- Stated exercise: State how many lines of the listing below include the word "Ambient". Give only the number.

(Collected data entries)
···

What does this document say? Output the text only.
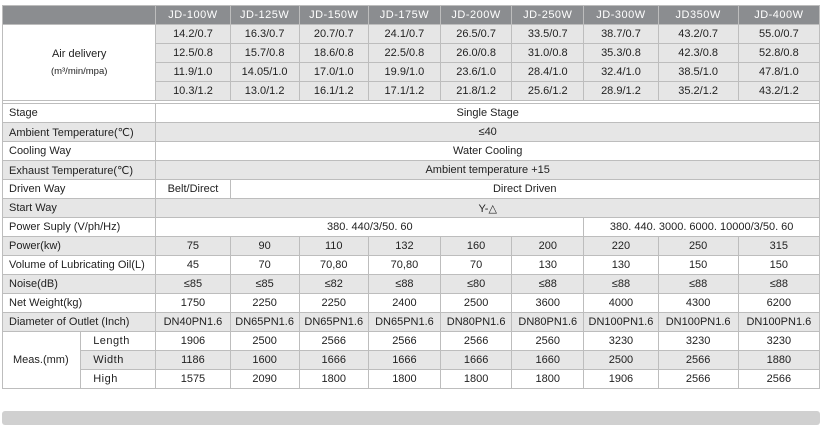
		JD-100W	JD-125W	JD-150W	JD-175W	JD-200W	JD-250W	JD-300W	JD350W	JD-400W

Air delivery
(m³/min/mpa)		14.2/0.7	16.3/0.7	20.7/0.7	24.1/0.7	26.5/0.7	33.5/0.7	38.7/0.7	43.2/0.7	55.0/0.7
		12.5/0.8	15.7/0.8	18.6/0.8	22.5/0.8	26.0/0.8	31.0/0.8	35.3/0.8	42.3/0.8	52.8/0.8
		11.9/1.0	14.05/1.0	17.0/1.0	19.9/1.0	23.6/1.0	28.4/1.0	32.4/1.0	38.5/1.0	47.8/1.0
		10.3/1.2	13.0/1.2	16.1/1.2	17.1/1.2	21.8/1.2	25.6/1.2	28.9/1.2	35.2/1.2	43.2/1.2

Stage		Single Stage								
Ambient Temperature(℃)		≤40								
Cooling Way		Water Cooling								
Exhaust Temperature(℃)		Ambient temperature +15								
Driven Way		Belt/Direct	Direct Driven							
Start Way		Y-△								
Power Suply (V/ph/Hz)		380. 440/3/50. 60						380. 440. 3000. 6000. 10000/3/50. 60		
Power(kw)		75	90	110	132	160	200	220	250	315
Volume of Lubricating Oil(L)		45	70	70,80	70,80	70	130	130	150	150
Noise(dB)		≤85	≤85	≤82	≤88	≤80	≤88	≤88	≤88	≤88
Net Weight(kg)		1750	2250	2250	2400	2500	3600	4000	4300	6200
Diameter of Outlet (Inch)		DN40PN1.6	DN65PN1.6	DN65PN1.6	DN65PN1.6	DN80PN1.6	DN80PN1.6	DN100PN1.6	DN100PN1.6	DN100PN1.6
Meas.(mm)	Length	1906	2500	2566	2566	2566	2560	3230	3230	3230
	Width	1186	1600	1666	1666	1666	1660	2500	2566	1880
	High	1575	2090	1800	1800	1800	1800	1906	2566	2566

···

- Answer to this problem: 2